Repeat, without any change, the entries presented below.
============
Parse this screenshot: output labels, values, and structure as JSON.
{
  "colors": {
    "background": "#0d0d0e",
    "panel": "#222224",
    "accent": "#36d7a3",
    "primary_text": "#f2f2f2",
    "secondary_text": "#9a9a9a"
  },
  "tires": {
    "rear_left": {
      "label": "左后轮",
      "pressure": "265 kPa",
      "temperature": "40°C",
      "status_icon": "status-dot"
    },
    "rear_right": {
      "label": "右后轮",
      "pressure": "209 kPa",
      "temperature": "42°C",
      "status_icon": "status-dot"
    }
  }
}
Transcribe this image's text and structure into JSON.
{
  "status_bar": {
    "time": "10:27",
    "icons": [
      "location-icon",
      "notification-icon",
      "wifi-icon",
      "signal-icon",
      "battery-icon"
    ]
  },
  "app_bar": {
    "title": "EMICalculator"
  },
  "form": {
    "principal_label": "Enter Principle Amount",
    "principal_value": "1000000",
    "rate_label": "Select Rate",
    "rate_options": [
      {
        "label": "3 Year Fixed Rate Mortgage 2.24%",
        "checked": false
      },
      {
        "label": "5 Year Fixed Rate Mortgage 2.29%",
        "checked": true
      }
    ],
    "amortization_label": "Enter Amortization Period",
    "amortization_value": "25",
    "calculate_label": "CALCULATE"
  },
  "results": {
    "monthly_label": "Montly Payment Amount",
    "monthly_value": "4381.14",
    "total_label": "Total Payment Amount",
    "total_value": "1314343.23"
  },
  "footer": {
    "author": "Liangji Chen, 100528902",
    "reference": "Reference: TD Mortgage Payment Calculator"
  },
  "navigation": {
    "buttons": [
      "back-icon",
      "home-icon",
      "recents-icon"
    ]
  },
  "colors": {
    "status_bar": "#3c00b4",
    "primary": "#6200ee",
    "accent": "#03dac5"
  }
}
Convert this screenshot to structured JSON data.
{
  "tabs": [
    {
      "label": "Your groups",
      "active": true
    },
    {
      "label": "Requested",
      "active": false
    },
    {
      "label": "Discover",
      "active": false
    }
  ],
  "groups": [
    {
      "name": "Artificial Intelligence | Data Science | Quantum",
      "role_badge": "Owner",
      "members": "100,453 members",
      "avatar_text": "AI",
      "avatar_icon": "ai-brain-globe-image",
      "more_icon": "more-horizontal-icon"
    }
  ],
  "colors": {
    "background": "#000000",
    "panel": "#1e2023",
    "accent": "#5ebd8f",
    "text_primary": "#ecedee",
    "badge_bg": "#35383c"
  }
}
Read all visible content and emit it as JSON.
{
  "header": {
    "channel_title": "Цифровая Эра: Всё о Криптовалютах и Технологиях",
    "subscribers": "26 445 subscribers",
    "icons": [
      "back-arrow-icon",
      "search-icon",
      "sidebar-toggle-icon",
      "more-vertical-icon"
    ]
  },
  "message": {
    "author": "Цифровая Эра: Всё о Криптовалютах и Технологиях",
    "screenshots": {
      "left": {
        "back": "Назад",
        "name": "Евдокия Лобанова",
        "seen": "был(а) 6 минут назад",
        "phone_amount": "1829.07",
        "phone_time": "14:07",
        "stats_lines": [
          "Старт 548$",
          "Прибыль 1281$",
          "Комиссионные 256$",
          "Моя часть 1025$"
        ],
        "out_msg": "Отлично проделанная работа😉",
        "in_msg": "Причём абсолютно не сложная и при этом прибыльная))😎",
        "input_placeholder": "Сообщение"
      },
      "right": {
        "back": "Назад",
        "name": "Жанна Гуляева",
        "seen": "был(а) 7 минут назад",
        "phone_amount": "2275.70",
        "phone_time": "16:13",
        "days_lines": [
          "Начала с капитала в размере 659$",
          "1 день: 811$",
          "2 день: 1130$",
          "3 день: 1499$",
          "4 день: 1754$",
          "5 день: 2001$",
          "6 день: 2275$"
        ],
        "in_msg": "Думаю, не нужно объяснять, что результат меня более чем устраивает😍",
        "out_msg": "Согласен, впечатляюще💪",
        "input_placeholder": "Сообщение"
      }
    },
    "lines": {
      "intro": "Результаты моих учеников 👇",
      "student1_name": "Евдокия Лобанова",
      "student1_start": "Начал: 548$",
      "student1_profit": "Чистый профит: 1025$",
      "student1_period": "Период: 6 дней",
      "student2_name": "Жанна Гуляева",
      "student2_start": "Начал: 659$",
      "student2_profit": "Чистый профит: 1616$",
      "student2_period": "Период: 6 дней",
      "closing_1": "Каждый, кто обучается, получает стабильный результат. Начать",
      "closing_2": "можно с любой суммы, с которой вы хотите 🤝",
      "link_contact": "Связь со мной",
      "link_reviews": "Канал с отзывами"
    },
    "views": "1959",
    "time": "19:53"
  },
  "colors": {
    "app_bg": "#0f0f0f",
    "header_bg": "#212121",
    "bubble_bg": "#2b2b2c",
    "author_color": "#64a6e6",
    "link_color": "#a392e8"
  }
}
============
▶ WRITTEN ANSWER:
Parse this screenshot: output labels, values, and structure as JSON.
{
  "colors": {
    "background": "#0d0d0e",
    "panel": "#222224",
    "accent": "#36d7a3",
    "primary_text": "#f2f2f2",
    "secondary_text": "#9a9a9a"
  },
  "tires": {
    "rear_left": {
      "label": "左后轮",
      "pressure": "265 kPa",
      "temperature": "40°C",
      "status_icon": "status-dot"
    },
    "rear_right": {
      "label": "右后轮",
      "pressure": "209 kPa",
      "temperature": "42°C",
      "status_icon": "status-dot"
    }
  }
}
Transcribe this image's text and structure into JSON.
{
  "status_bar": {
    "time": "10:27",
    "icons": [
      "location-icon",
      "notification-icon",
      "wifi-icon",
      "signal-icon",
      "battery-icon"
    ]
  },
  "app_bar": {
    "title": "EMICalculator"
  },
  "form": {
    "principal_label": "Enter Principle Amount",
    "principal_value": "1000000",
    "rate_label": "Select Rate",
    "rate_options": [
      {
        "label": "3 Year Fixed Rate Mortgage 2.24%",
        "checked": false
      },
      {
        "label": "5 Year Fixed Rate Mortgage 2.29%",
        "checked": true
      }
    ],
    "amortization_label": "Enter Amortization Period",
    "amortization_value": "25",
    "calculate_label": "CALCULATE"
  },
  "results": {
    "monthly_label": "Montly Payment Amount",
    "monthly_value": "4381.14",
    "total_label": "Total Payment Amount",
    "total_value": "1314343.23"
  },
  "footer": {
    "author": "Liangji Chen, 100528902",
    "reference": "Reference: TD Mortgage Payment Calculator"
  },
  "navigation": {
    "buttons": [
      "back-icon",
      "home-icon",
      "recents-icon"
    ]
  },
  "colors": {
    "status_bar": "#3c00b4",
    "primary": "#6200ee",
    "accent": "#03dac5"
  }
}
Convert this screenshot to structured JSON data.
{
  "tabs": [
    {
      "label": "Your groups",
      "active": true
    },
    {
      "label": "Requested",
      "active": false
    },
    {
      "label": "Discover",
      "active": false
    }
  ],
  "groups": [
    {
      "name": "Artificial Intelligence | Data Science | Quantum",
      "role_badge": "Owner",
      "members": "100,453 members",
      "avatar_text": "AI",
      "avatar_icon": "ai-brain-globe-image",
      "more_icon": "more-horizontal-icon"
    }
  ],
  "colors": {
    "background": "#000000",
    "panel": "#1e2023",
    "accent": "#5ebd8f",
    "text_primary": "#ecedee",
    "badge_bg": "#35383c"
  }
}
Read all visible content and emit it as JSON.
{
  "header": {
    "channel_title": "Цифровая Эра: Всё о Криптовалютах и Технологиях",
    "subscribers": "26 445 subscribers",
    "icons": [
      "back-arrow-icon",
      "search-icon",
      "sidebar-toggle-icon",
      "more-vertical-icon"
    ]
  },
  "message": {
    "author": "Цифровая Эра: Всё о Криптовалютах и Технологиях",
    "screenshots": {
      "left": {
        "back": "Назад",
        "name": "Евдокия Лобанова",
        "seen": "был(а) 6 минут назад",
        "phone_amount": "1829.07",
        "phone_time": "14:07",
        "stats_lines": [
          "Старт 548$",
          "Прибыль 1281$",
          "Комиссионные 256$",
          "Моя часть 1025$"
        ],
        "out_msg": "Отлично проделанная работа😉",
        "in_msg": "Причём абсолютно не сложная и при этом прибыльная))😎",
        "input_placeholder": "Сообщение"
      },
      "right": {
        "back": "Назад",
        "name": "Жанна Гуляева",
        "seen": "был(а) 7 минут назад",
        "phone_amount": "2275.70",
        "phone_time": "16:13",
        "days_lines": [
          "Начала с капитала в размере 659$",
          "1 день: 811$",
          "2 день: 1130$",
          "3 день: 1499$",
          "4 день: 1754$",
          "5 день: 2001$",
          "6 день: 2275$"
        ],
        "in_msg": "Думаю, не нужно объяснять, что результат меня более чем устраивает😍",
        "out_msg": "Согласен, впечатляюще💪",
        "input_placeholder": "Сообщение"
      }
    },
    "lines": {
      "intro": "Результаты моих учеников 👇",
      "student1_name": "Евдокия Лобанова",
      "student1_start": "Начал: 548$",
      "student1_profit": "Чистый профит: 1025$",
      "student1_period": "Период: 6 дней",
      "student2_name": "Жанна Гуляева",
      "student2_start": "Начал: 659$",
      "student2_profit": "Чистый профит: 1616$",
      "student2_period": "Период: 6 дней",
      "closing_1": "Каждый, кто обучается, получает стабильный результат. Начать",
      "closing_2": "можно с любой суммы, с которой вы хотите 🤝",
      "link_contact": "Связь со мной",
      "link_reviews": "Канал с отзывами"
    },
    "views": "1959",
    "time": "19:53"
  },
  "colors": {
    "app_bg": "#0f0f0f",
    "header_bg": "#212121",
    "bubble_bg": "#2b2b2c",
    "author_color": "#64a6e6",
    "link_color": "#a392e8"
  }
}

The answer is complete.